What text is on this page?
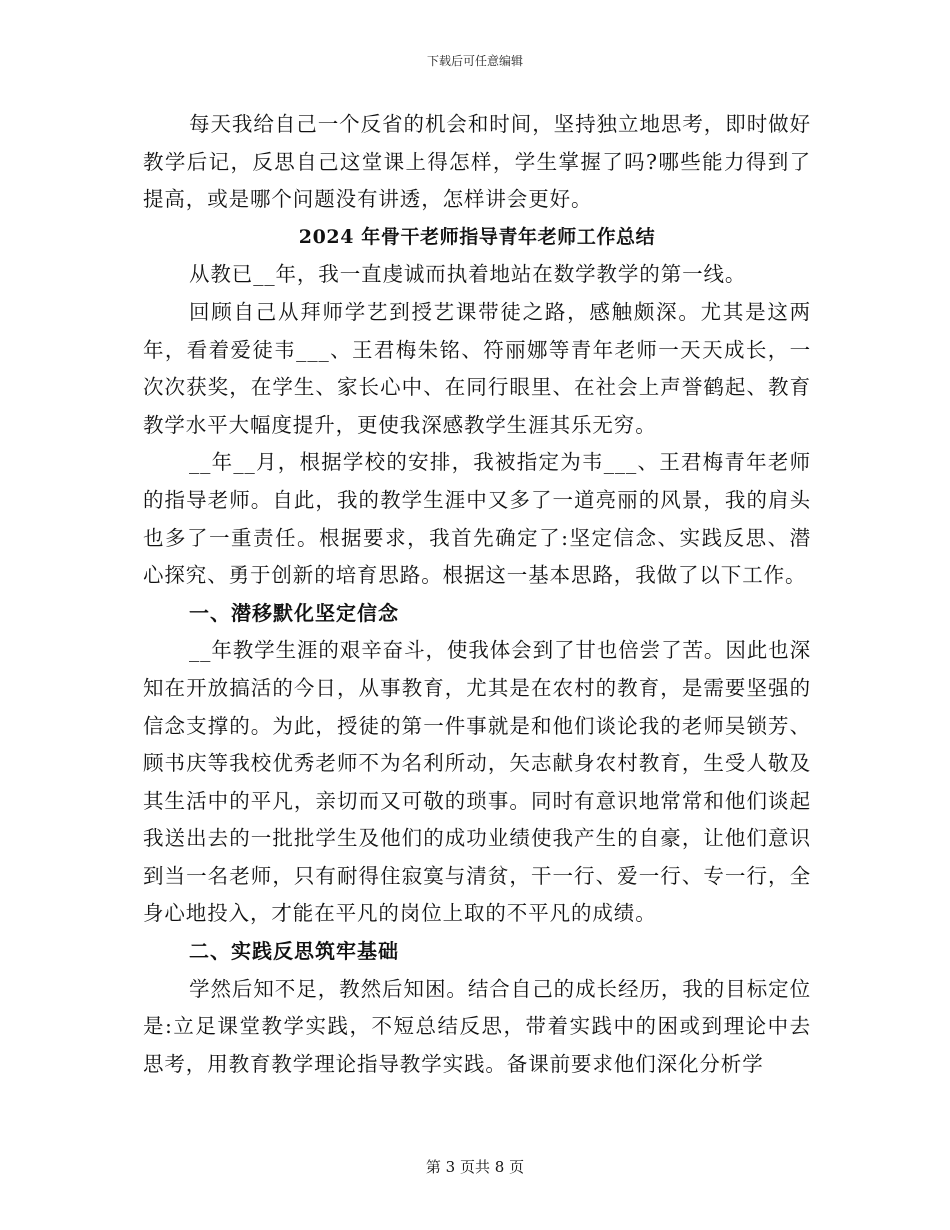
下载后可任意编辑

每天我给自己一个反省的机会和时间，坚持独立地思考，即时做好教学后记，反思自己这堂课上得怎样，学生掌握了吗?哪些能力得到了提高，或是哪个问题没有讲透，怎样讲会更好。

2024 年骨干老师指导青年老师工作总结

从教已__年，我一直虔诚而执着地站在数学教学的第一线。

回顾自己从拜师学艺到授艺课带徒之路，感触颇深。尤其是这两年，看着爱徒韦___、王君梅朱铭、符丽娜等青年老师一天天成长，一次次获奖，在学生、家长心中、在同行眼里、在社会上声誉鹤起、教育教学水平大幅度提升，更使我深感教学生涯其乐无穷。

__年__月，根据学校的安排，我被指定为韦___、王君梅青年老师的指导老师。自此，我的教学生涯中又多了一道亮丽的风景，我的肩头也多了一重责任。根据要求，我首先确定了:坚定信念、实践反思、潜心探究、勇于创新的培育思路。根据这一基本思路，我做了以下工作。

一、潜移默化坚定信念

__年教学生涯的艰辛奋斗，使我体会到了甘也倍尝了苦。因此也深知在开放搞活的今日，从事教育，尤其是在农村的教育，是需要坚强的信念支撑的。为此，授徒的第一件事就是和他们谈论我的老师吴锁芳、顾书庆等我校优秀老师不为名利所动，矢志献身农村教育，生受人敬及其生活中的平凡，亲切而又可敬的琐事。同时有意识地常常和他们谈起我送出去的一批批学生及他们的成功业绩使我产生的自豪，让他们意识到当一名老师，只有耐得住寂寞与清贫，干一行、爱一行、专一行，全身心地投入，才能在平凡的岗位上取的不平凡的成绩。

二、实践反思筑牢基础

学然后知不足，教然后知困。结合自己的成长经历，我的目标定位是:立足课堂教学实践，不短总结反思，带着实践中的困或到理论中去思考，用教育教学理论指导教学实践。备课前要求他们深化分析学

第 3 页共 8 页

:::::

What you will do
Without the pictures, restate all the entries above exactly.

Result below
What text is on this page?
下载后可任意编辑

每天我给自己一个反省的机会和时间，坚持独立地思考，即时做好教学后记，反思自己这堂课上得怎样，学生掌握了吗?哪些能力得到了提高，或是哪个问题没有讲透，怎样讲会更好。

2024 年骨干老师指导青年老师工作总结

从教已__年，我一直虔诚而执着地站在数学教学的第一线。

回顾自己从拜师学艺到授艺课带徒之路，感触颇深。尤其是这两年，看着爱徒韦___、王君梅朱铭、符丽娜等青年老师一天天成长，一次次获奖，在学生、家长心中、在同行眼里、在社会上声誉鹤起、教育教学水平大幅度提升，更使我深感教学生涯其乐无穷。

__年__月，根据学校的安排，我被指定为韦___、王君梅青年老师的指导老师。自此，我的教学生涯中又多了一道亮丽的风景，我的肩头也多了一重责任。根据要求，我首先确定了:坚定信念、实践反思、潜心探究、勇于创新的培育思路。根据这一基本思路，我做了以下工作。

一、潜移默化坚定信念

__年教学生涯的艰辛奋斗，使我体会到了甘也倍尝了苦。因此也深知在开放搞活的今日，从事教育，尤其是在农村的教育，是需要坚强的信念支撑的。为此，授徒的第一件事就是和他们谈论我的老师吴锁芳、顾书庆等我校优秀老师不为名利所动，矢志献身农村教育，生受人敬及其生活中的平凡，亲切而又可敬的琐事。同时有意识地常常和他们谈起我送出去的一批批学生及他们的成功业绩使我产生的自豪，让他们意识到当一名老师，只有耐得住寂寞与清贫，干一行、爱一行、专一行，全身心地投入，才能在平凡的岗位上取的不平凡的成绩。

二、实践反思筑牢基础

学然后知不足，教然后知困。结合自己的成长经历，我的目标定位是:立足课堂教学实践，不短总结反思，带着实践中的困或到理论中去思考，用教育教学理论指导教学实践。备课前要求他们深化分析学

第 3 页共 8 页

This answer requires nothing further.